- [TASK TO CARRY OUT] Write out all lines holding the word "footer".

- [DATA SUPPLIED]

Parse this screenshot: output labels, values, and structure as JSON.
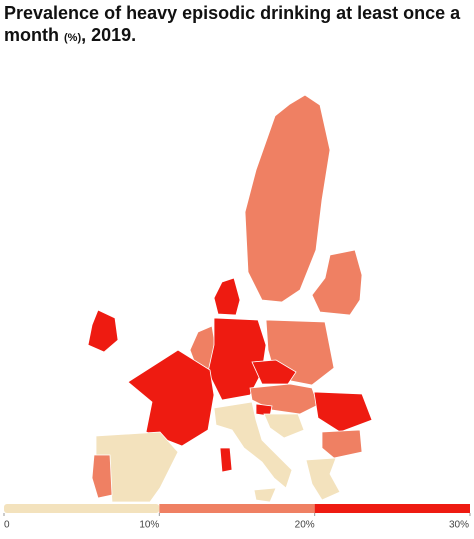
{
  "chart_data": {
    "type": "choropleth",
    "title": "Prevalence of heavy episodic drinking at least once a month",
    "unit": "(%)",
    "subtitle": ", 2019.",
    "legend": {
      "xlim": [
        0,
        30
      ],
      "ticks": [
        0,
        {
          "value": 10,
          "label": "10%"
        },
        {
          "value": 20,
          "label": "20%"
        },
        {
          "value": 30,
          "label": "30%"
        }
      ],
      "colors": [
        "#f3e2bd",
        "#ef8063",
        "#ee1b11"
      ]
    }
  }
}
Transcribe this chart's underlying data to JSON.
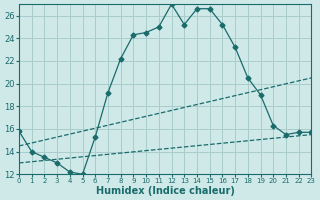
{
  "xlabel": "Humidex (Indice chaleur)",
  "background_color": "#cfe8e8",
  "grid_color": "#aacccc",
  "line_color": "#1a6b6b",
  "xlim": [
    0,
    23
  ],
  "ylim": [
    12,
    27
  ],
  "xticks": [
    0,
    1,
    2,
    3,
    4,
    5,
    6,
    7,
    8,
    9,
    10,
    11,
    12,
    13,
    14,
    15,
    16,
    17,
    18,
    19,
    20,
    21,
    22,
    23
  ],
  "yticks": [
    12,
    14,
    16,
    18,
    20,
    22,
    24,
    26
  ],
  "curve1_x": [
    0,
    1,
    2,
    3,
    4,
    5,
    6,
    7,
    8,
    9,
    10,
    11,
    12,
    13,
    14,
    15,
    16,
    17,
    18,
    19,
    20,
    21,
    22,
    23
  ],
  "curve1_y": [
    15.8,
    14.0,
    13.5,
    13.0,
    12.2,
    12.0,
    15.3,
    19.2,
    22.2,
    24.3,
    24.5,
    25.0,
    27.0,
    25.2,
    26.6,
    26.6,
    25.2,
    23.2,
    20.5,
    19.0,
    16.3,
    15.5,
    15.7,
    15.7
  ],
  "curve2_x": [
    0,
    23
  ],
  "curve2_y": [
    14.5,
    20.5
  ],
  "curve3_x": [
    0,
    23
  ],
  "curve3_y": [
    13.0,
    15.5
  ]
}
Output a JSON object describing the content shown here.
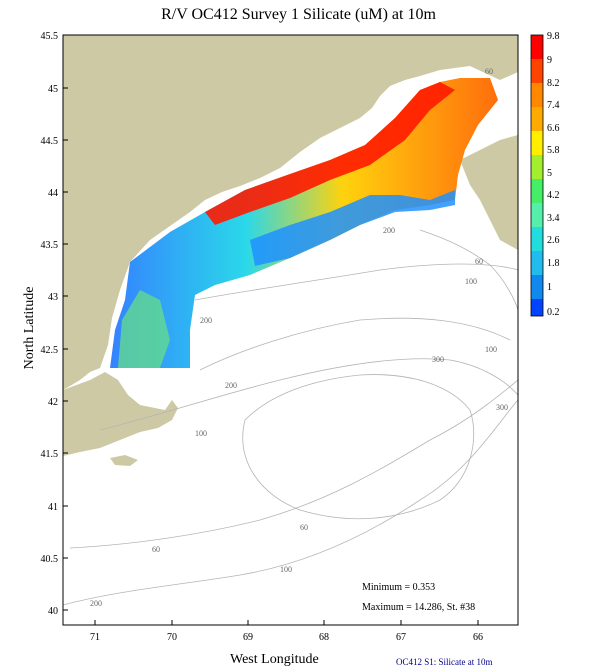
{
  "title": "R/V OC412 Survey 1 Silicate (uM) at 10m",
  "xlabel": "West Longitude",
  "ylabel": "North Latitude",
  "footer": "OC412 S1: Silicate at 10m",
  "stats": {
    "minimum": "Minimum = 0.353",
    "maximum": "Maximum = 14.286, St. #38"
  },
  "axes": {
    "lon_ticks": [
      "71",
      "70",
      "69",
      "68",
      "67",
      "66"
    ],
    "lat_ticks": [
      "45.5",
      "45",
      "44.5",
      "44",
      "43.5",
      "43",
      "42.5",
      "42",
      "41.5",
      "41",
      "40.5",
      "40"
    ]
  },
  "colorbar": {
    "labels": [
      "9.8",
      "9",
      "8.2",
      "7.4",
      "6.6",
      "5.8",
      "5",
      "4.2",
      "3.4",
      "2.6",
      "1.8",
      "1",
      "0.2"
    ],
    "colors": [
      "#ff0000",
      "#ff4400",
      "#ff8800",
      "#ffaa00",
      "#ffee00",
      "#a4ee30",
      "#44ee66",
      "#55eeaa",
      "#22dddd",
      "#22bbee",
      "#1188ee",
      "#0055ff",
      "#0022ff"
    ]
  },
  "contour_labels": [
    "60",
    "100",
    "200",
    "300"
  ],
  "colors": {
    "land": "#cdc9a5",
    "contour": "#b4b4b4"
  }
}
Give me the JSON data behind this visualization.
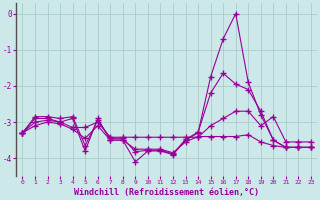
{
  "xlabel": "Windchill (Refroidissement éolien,°C)",
  "x": [
    0,
    1,
    2,
    3,
    4,
    5,
    6,
    7,
    8,
    9,
    10,
    11,
    12,
    13,
    14,
    15,
    16,
    17,
    18,
    19,
    20,
    21,
    22,
    23
  ],
  "line1": [
    -3.3,
    -2.9,
    -2.9,
    -3.0,
    -2.9,
    -3.8,
    -2.9,
    -3.5,
    -3.5,
    -4.1,
    -3.8,
    -3.8,
    -3.9,
    -3.5,
    -3.3,
    -1.75,
    -0.7,
    0.0,
    -1.9,
    -2.8,
    -3.5,
    -3.7,
    -3.7,
    -3.7
  ],
  "line2": [
    -3.3,
    -2.85,
    -2.85,
    -2.9,
    -2.85,
    -3.65,
    -2.95,
    -3.45,
    -3.45,
    -3.82,
    -3.78,
    -3.78,
    -3.88,
    -3.48,
    -3.28,
    -2.2,
    -1.65,
    -1.95,
    -2.1,
    -2.7,
    -3.5,
    -3.7,
    -3.7,
    -3.7
  ],
  "line3": [
    -3.3,
    -3.0,
    -2.95,
    -3.0,
    -3.15,
    -3.15,
    -3.0,
    -3.42,
    -3.42,
    -3.42,
    -3.42,
    -3.42,
    -3.42,
    -3.42,
    -3.42,
    -3.1,
    -2.9,
    -2.7,
    -2.7,
    -3.1,
    -2.85,
    -3.55,
    -3.55,
    -3.55
  ],
  "line4": [
    -3.3,
    -3.1,
    -3.0,
    -3.05,
    -3.2,
    -3.45,
    -3.1,
    -3.5,
    -3.5,
    -3.75,
    -3.75,
    -3.75,
    -3.85,
    -3.55,
    -3.4,
    -3.4,
    -3.4,
    -3.4,
    -3.35,
    -3.55,
    -3.65,
    -3.7,
    -3.7,
    -3.7
  ],
  "bg_color": "#cce8e8",
  "grid_color": "#aacccc",
  "line_color": "#990099",
  "marker": "+",
  "markersize": 4,
  "linewidth": 0.8,
  "ylim": [
    -4.5,
    0.3
  ],
  "yticks": [
    0,
    -1,
    -2,
    -3,
    -4
  ],
  "xlim": [
    -0.5,
    23.5
  ]
}
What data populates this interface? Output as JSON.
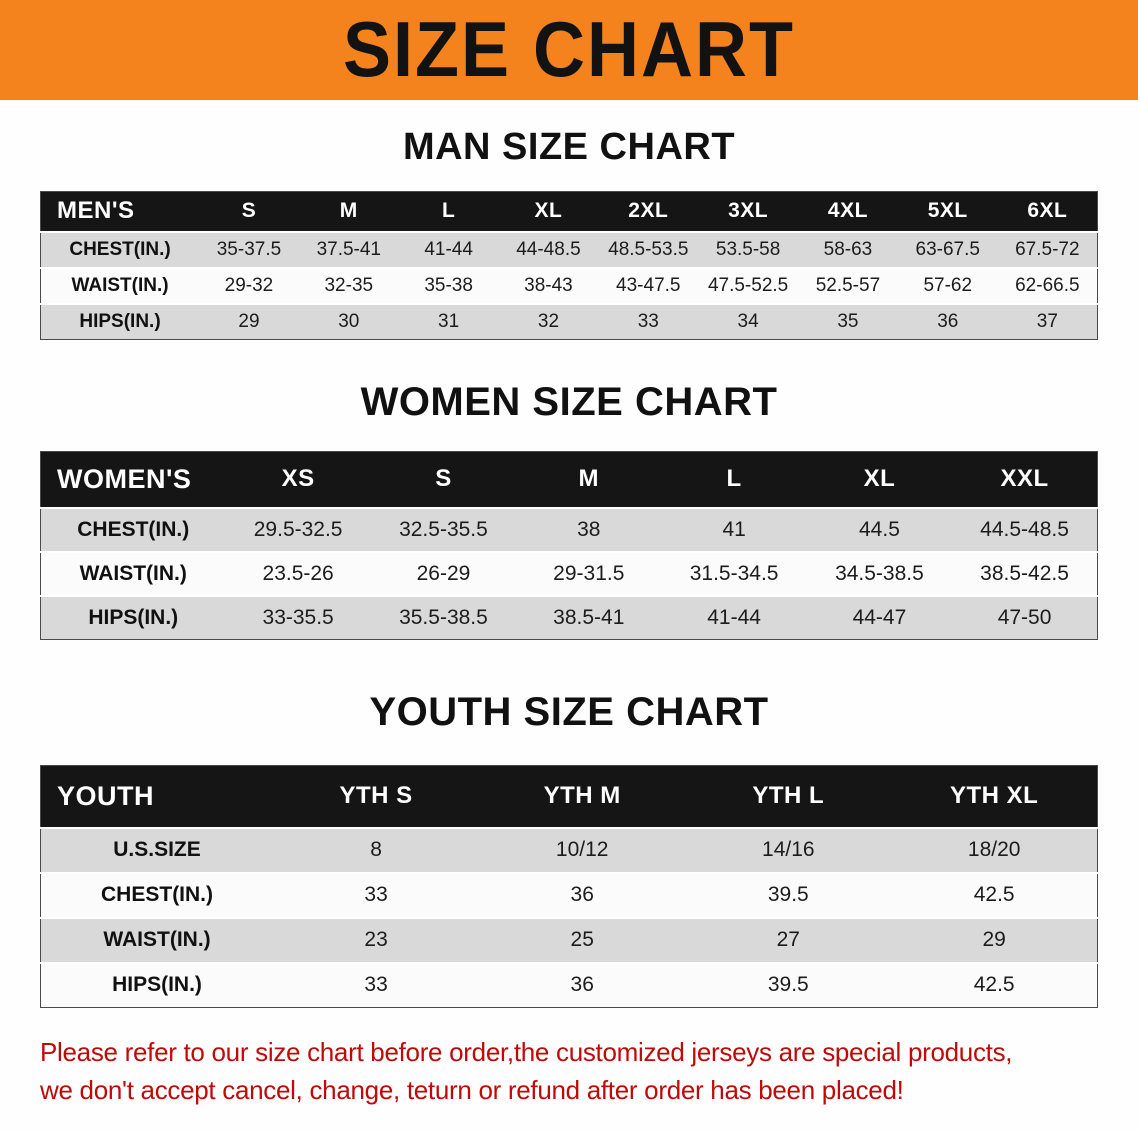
{
  "banner": {
    "title": "SIZE CHART"
  },
  "colors": {
    "banner_bg": "#f5831d",
    "table_header_bg": "#151515",
    "table_header_text": "#ffffff",
    "row_alt_bg": "#d9d9d9",
    "row_bg": "#fbfbfb",
    "disclaimer_text": "#c00a0a"
  },
  "sections": [
    {
      "id": "men",
      "heading": "MAN SIZE CHART",
      "table": {
        "header": [
          "MEN'S",
          "S",
          "M",
          "L",
          "XL",
          "2XL",
          "3XL",
          "4XL",
          "5XL",
          "6XL"
        ],
        "rows": [
          [
            "CHEST(IN.)",
            "35-37.5",
            "37.5-41",
            "41-44",
            "44-48.5",
            "48.5-53.5",
            "53.5-58",
            "58-63",
            "63-67.5",
            "67.5-72"
          ],
          [
            "WAIST(IN.)",
            "29-32",
            "32-35",
            "35-38",
            "38-43",
            "43-47.5",
            "47.5-52.5",
            "52.5-57",
            "57-62",
            "62-66.5"
          ],
          [
            "HIPS(IN.)",
            "29",
            "30",
            "31",
            "32",
            "33",
            "34",
            "35",
            "36",
            "37"
          ]
        ]
      }
    },
    {
      "id": "women",
      "heading": "WOMEN SIZE CHART",
      "table": {
        "header": [
          "WOMEN'S",
          "XS",
          "S",
          "M",
          "L",
          "XL",
          "XXL"
        ],
        "rows": [
          [
            "CHEST(IN.)",
            "29.5-32.5",
            "32.5-35.5",
            "38",
            "41",
            "44.5",
            "44.5-48.5"
          ],
          [
            "WAIST(IN.)",
            "23.5-26",
            "26-29",
            "29-31.5",
            "31.5-34.5",
            "34.5-38.5",
            "38.5-42.5"
          ],
          [
            "HIPS(IN.)",
            "33-35.5",
            "35.5-38.5",
            "38.5-41",
            "41-44",
            "44-47",
            "47-50"
          ]
        ]
      }
    },
    {
      "id": "youth",
      "heading": "YOUTH SIZE CHART",
      "table": {
        "header": [
          "YOUTH",
          "YTH S",
          "YTH M",
          "YTH L",
          "YTH XL"
        ],
        "rows": [
          [
            "U.S.SIZE",
            "8",
            "10/12",
            "14/16",
            "18/20"
          ],
          [
            "CHEST(IN.)",
            "33",
            "36",
            "39.5",
            "42.5"
          ],
          [
            "WAIST(IN.)",
            "23",
            "25",
            "27",
            "29"
          ],
          [
            "HIPS(IN.)",
            "33",
            "36",
            "39.5",
            "42.5"
          ]
        ]
      }
    }
  ],
  "footer": {
    "line1": "Please refer to our size chart before order,the customized jerseys are special products,",
    "line2": "we don't accept cancel, change, teturn or refund after order has been placed!"
  }
}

- [SOLUTION TO THIS PROBLEM]
  "footer": "OC412 S1: Silicate at 10m",
  "footer": {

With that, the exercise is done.